● **Problem requirements**
Select all lines in the records that include "image".

Stored entries:
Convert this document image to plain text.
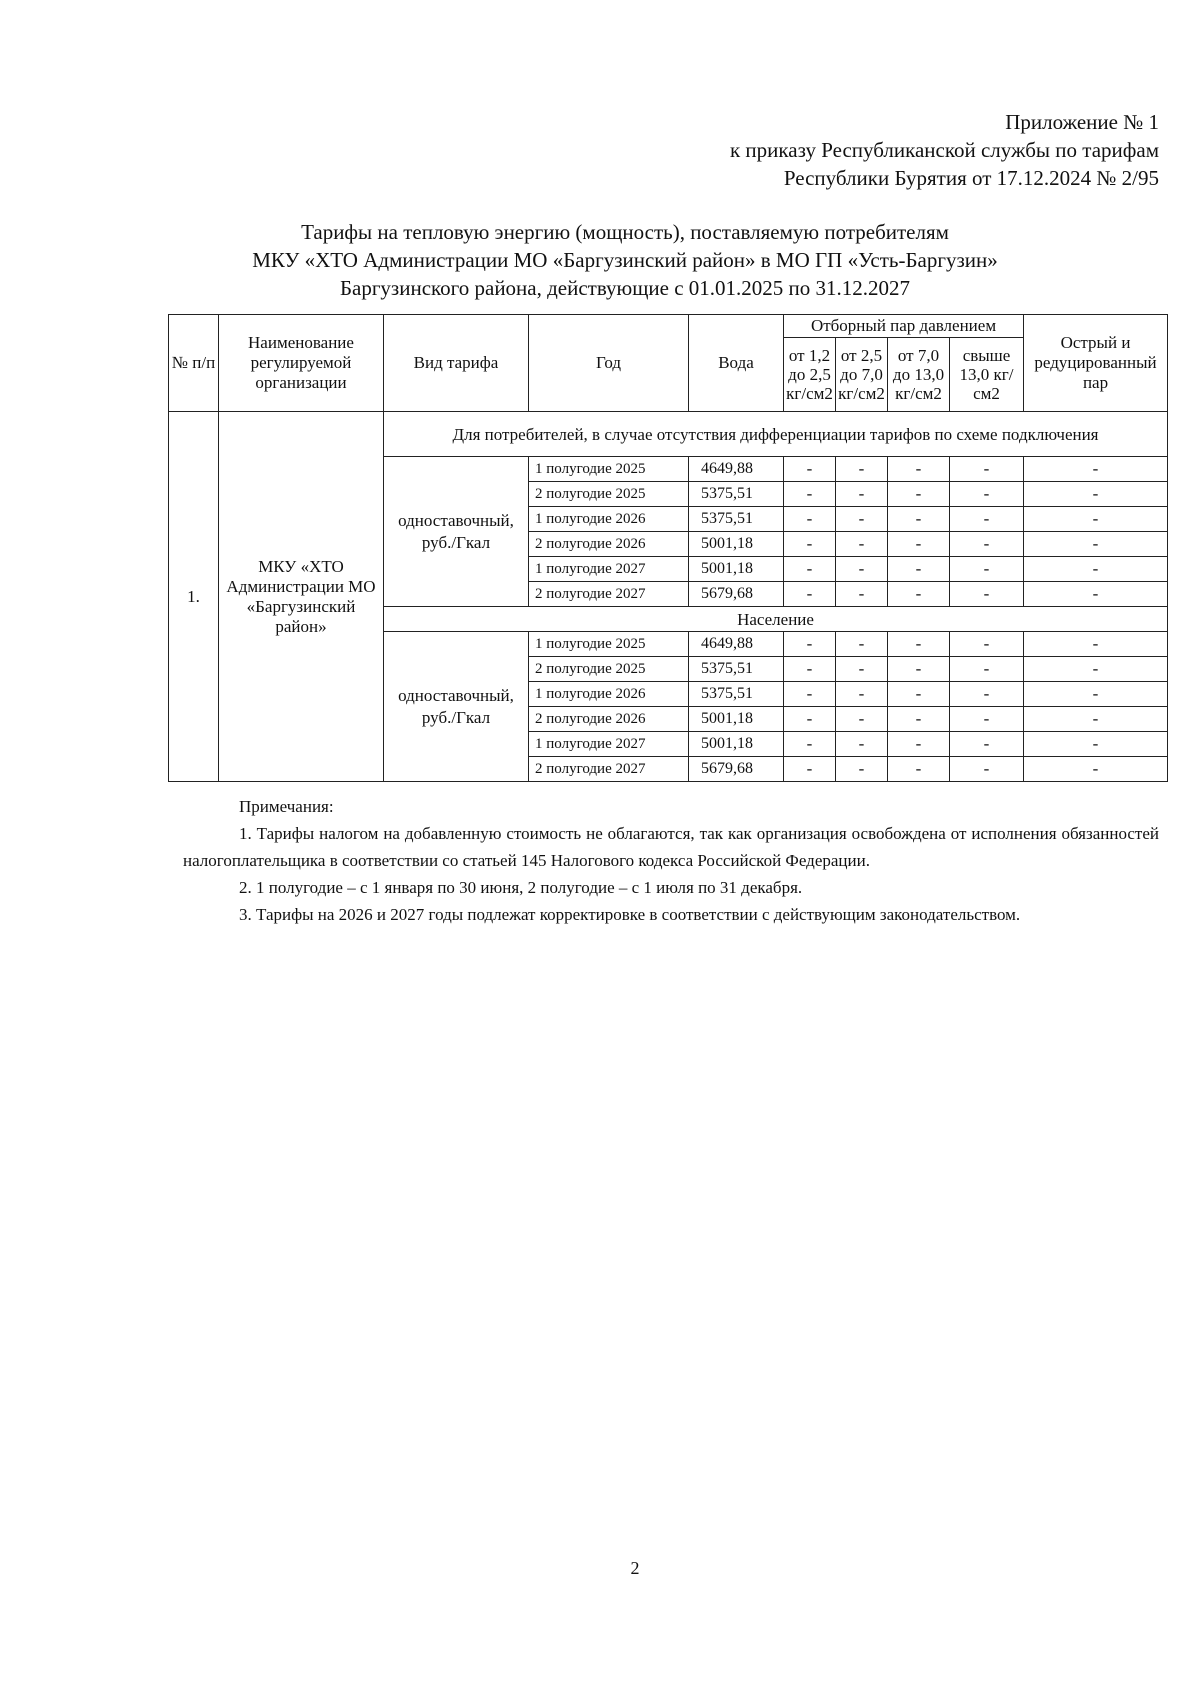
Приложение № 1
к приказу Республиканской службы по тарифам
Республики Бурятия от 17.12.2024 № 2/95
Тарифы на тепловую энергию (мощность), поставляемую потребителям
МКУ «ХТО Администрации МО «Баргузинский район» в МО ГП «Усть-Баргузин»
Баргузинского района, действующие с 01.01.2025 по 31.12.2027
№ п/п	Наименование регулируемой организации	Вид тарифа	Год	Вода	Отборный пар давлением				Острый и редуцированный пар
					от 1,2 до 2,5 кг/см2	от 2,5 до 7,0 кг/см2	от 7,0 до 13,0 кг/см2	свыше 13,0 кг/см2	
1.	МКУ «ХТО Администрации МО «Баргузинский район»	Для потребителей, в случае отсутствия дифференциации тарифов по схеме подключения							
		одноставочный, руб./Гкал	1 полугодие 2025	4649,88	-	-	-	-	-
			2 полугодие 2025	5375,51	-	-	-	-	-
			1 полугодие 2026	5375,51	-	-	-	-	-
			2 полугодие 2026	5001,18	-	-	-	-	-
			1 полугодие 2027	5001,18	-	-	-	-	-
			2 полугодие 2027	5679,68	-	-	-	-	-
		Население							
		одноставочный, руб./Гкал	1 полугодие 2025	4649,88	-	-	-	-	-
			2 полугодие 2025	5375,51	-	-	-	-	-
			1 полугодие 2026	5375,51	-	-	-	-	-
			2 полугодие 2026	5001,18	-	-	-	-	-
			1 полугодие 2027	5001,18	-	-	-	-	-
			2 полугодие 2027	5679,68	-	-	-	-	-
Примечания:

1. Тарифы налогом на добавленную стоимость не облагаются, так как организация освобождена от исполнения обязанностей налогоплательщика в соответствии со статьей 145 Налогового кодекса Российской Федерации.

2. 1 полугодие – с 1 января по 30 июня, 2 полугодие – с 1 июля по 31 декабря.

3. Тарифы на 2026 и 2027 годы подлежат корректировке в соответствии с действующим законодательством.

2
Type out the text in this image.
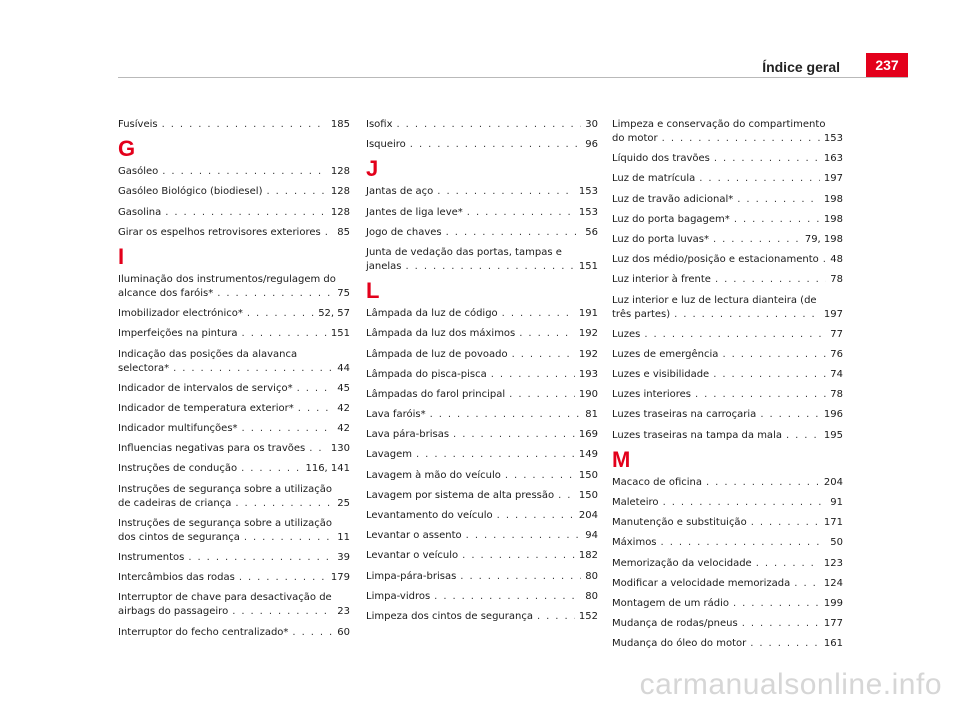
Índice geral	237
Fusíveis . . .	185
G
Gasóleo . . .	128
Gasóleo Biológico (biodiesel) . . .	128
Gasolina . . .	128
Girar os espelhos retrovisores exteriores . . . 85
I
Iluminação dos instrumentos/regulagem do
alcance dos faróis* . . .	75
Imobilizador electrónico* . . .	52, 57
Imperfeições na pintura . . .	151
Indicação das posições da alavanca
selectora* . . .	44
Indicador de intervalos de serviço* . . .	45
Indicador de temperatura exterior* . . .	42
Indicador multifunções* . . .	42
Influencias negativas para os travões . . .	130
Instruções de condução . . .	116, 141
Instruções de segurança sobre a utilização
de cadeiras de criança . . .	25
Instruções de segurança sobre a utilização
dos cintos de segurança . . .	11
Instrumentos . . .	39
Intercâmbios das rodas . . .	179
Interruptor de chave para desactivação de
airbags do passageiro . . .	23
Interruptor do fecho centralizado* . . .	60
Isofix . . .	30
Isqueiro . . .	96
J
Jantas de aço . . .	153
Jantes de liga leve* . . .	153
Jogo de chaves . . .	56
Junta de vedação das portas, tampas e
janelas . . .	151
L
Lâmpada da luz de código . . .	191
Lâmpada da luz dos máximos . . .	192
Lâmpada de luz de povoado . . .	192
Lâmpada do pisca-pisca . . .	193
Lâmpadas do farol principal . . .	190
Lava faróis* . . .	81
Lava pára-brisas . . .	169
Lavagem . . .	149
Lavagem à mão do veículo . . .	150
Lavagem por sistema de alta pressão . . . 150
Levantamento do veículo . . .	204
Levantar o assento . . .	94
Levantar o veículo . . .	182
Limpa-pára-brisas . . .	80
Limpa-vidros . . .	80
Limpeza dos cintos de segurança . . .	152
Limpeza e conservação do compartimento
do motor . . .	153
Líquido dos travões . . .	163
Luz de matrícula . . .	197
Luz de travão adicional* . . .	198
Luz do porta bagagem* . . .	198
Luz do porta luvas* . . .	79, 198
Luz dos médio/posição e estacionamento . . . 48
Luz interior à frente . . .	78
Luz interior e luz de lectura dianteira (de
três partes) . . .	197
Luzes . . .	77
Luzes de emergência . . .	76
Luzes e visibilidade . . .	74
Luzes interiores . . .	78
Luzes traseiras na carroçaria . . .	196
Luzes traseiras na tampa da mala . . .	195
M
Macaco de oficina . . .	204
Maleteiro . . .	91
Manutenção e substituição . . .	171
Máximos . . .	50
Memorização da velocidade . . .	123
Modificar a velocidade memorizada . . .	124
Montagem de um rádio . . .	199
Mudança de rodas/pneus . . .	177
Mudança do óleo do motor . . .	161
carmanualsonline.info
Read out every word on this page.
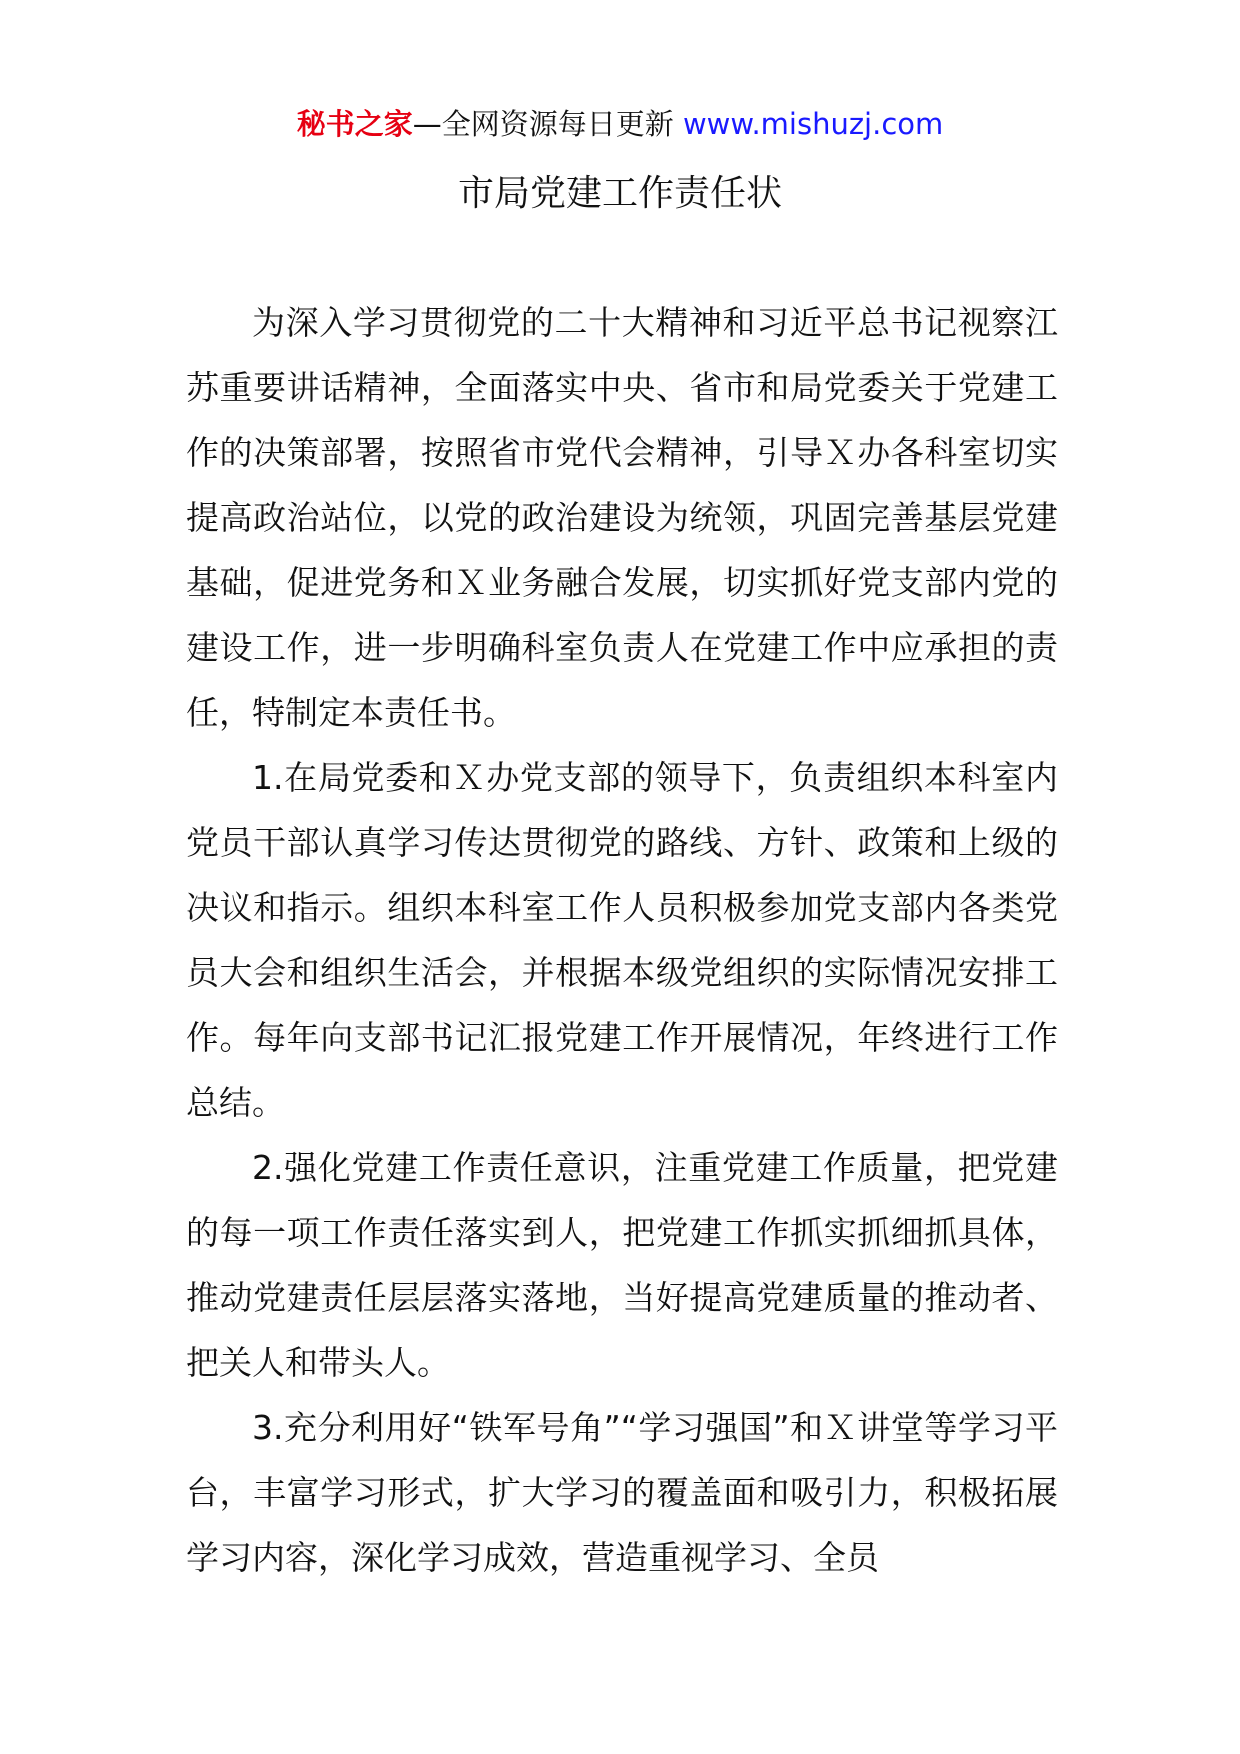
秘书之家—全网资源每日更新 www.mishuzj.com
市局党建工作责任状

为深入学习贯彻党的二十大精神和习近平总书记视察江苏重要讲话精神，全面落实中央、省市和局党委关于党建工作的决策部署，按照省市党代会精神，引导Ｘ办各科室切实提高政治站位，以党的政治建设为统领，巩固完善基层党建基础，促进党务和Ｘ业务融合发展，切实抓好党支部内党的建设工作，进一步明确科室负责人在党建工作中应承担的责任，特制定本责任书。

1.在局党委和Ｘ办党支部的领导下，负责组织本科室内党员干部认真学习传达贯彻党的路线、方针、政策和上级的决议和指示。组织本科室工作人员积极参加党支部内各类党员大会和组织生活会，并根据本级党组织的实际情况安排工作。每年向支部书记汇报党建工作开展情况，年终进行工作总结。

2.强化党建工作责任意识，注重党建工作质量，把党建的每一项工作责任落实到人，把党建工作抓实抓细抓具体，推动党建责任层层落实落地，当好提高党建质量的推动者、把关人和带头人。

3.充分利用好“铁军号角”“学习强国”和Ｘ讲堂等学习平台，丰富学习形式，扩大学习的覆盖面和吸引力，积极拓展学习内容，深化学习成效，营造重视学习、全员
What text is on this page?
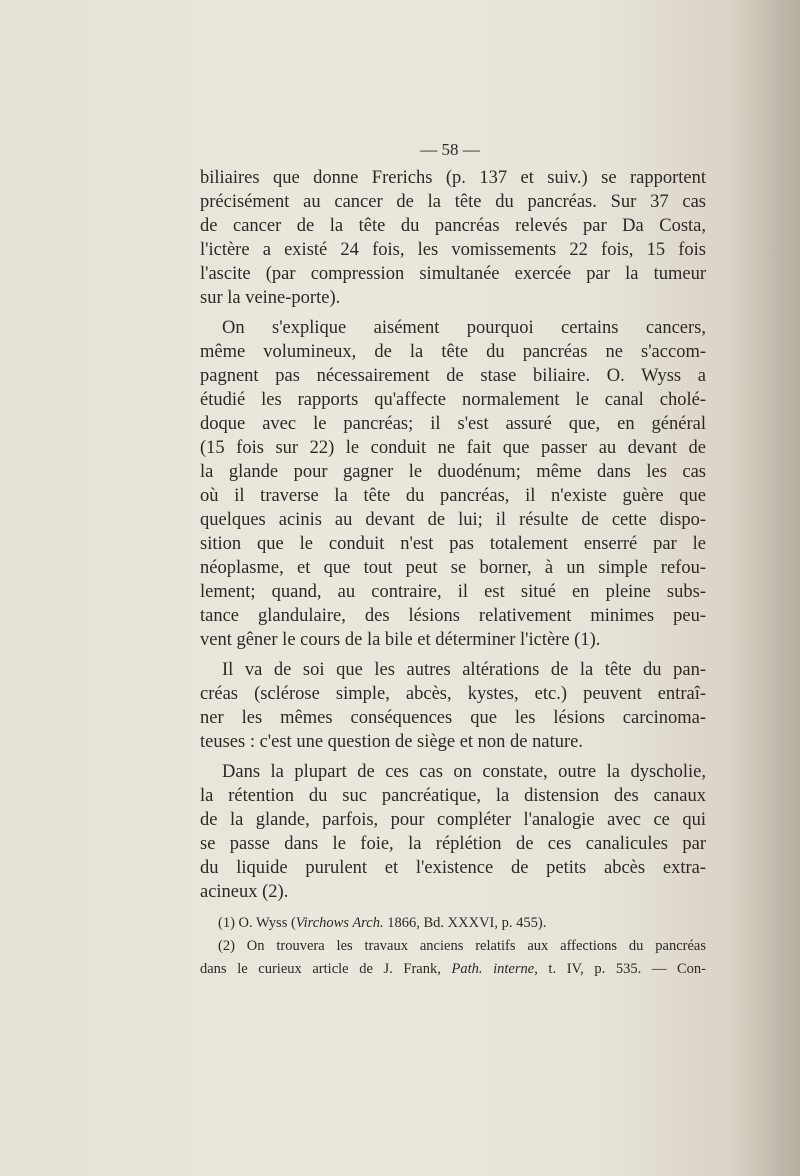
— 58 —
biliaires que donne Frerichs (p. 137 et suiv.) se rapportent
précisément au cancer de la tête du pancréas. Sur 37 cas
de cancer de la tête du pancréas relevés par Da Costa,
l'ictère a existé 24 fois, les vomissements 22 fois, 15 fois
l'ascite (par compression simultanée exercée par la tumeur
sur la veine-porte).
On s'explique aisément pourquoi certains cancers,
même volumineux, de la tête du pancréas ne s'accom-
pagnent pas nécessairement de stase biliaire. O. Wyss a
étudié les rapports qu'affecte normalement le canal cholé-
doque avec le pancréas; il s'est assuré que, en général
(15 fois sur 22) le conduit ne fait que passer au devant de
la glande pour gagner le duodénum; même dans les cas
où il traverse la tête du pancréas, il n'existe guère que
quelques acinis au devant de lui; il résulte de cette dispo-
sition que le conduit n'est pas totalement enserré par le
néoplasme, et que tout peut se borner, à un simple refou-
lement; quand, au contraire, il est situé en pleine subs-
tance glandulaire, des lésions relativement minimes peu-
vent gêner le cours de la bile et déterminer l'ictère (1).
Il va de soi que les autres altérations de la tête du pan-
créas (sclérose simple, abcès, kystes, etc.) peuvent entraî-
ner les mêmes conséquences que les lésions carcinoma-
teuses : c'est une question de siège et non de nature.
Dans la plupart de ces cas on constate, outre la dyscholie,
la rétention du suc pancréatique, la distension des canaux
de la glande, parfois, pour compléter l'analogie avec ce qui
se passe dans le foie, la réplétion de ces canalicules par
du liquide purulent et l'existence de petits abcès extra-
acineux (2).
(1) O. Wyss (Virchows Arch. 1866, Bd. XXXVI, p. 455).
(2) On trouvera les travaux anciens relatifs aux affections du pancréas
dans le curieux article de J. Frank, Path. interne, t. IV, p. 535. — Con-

● **Finished task**
Convert this document image to plain text.
Type out the text in this image.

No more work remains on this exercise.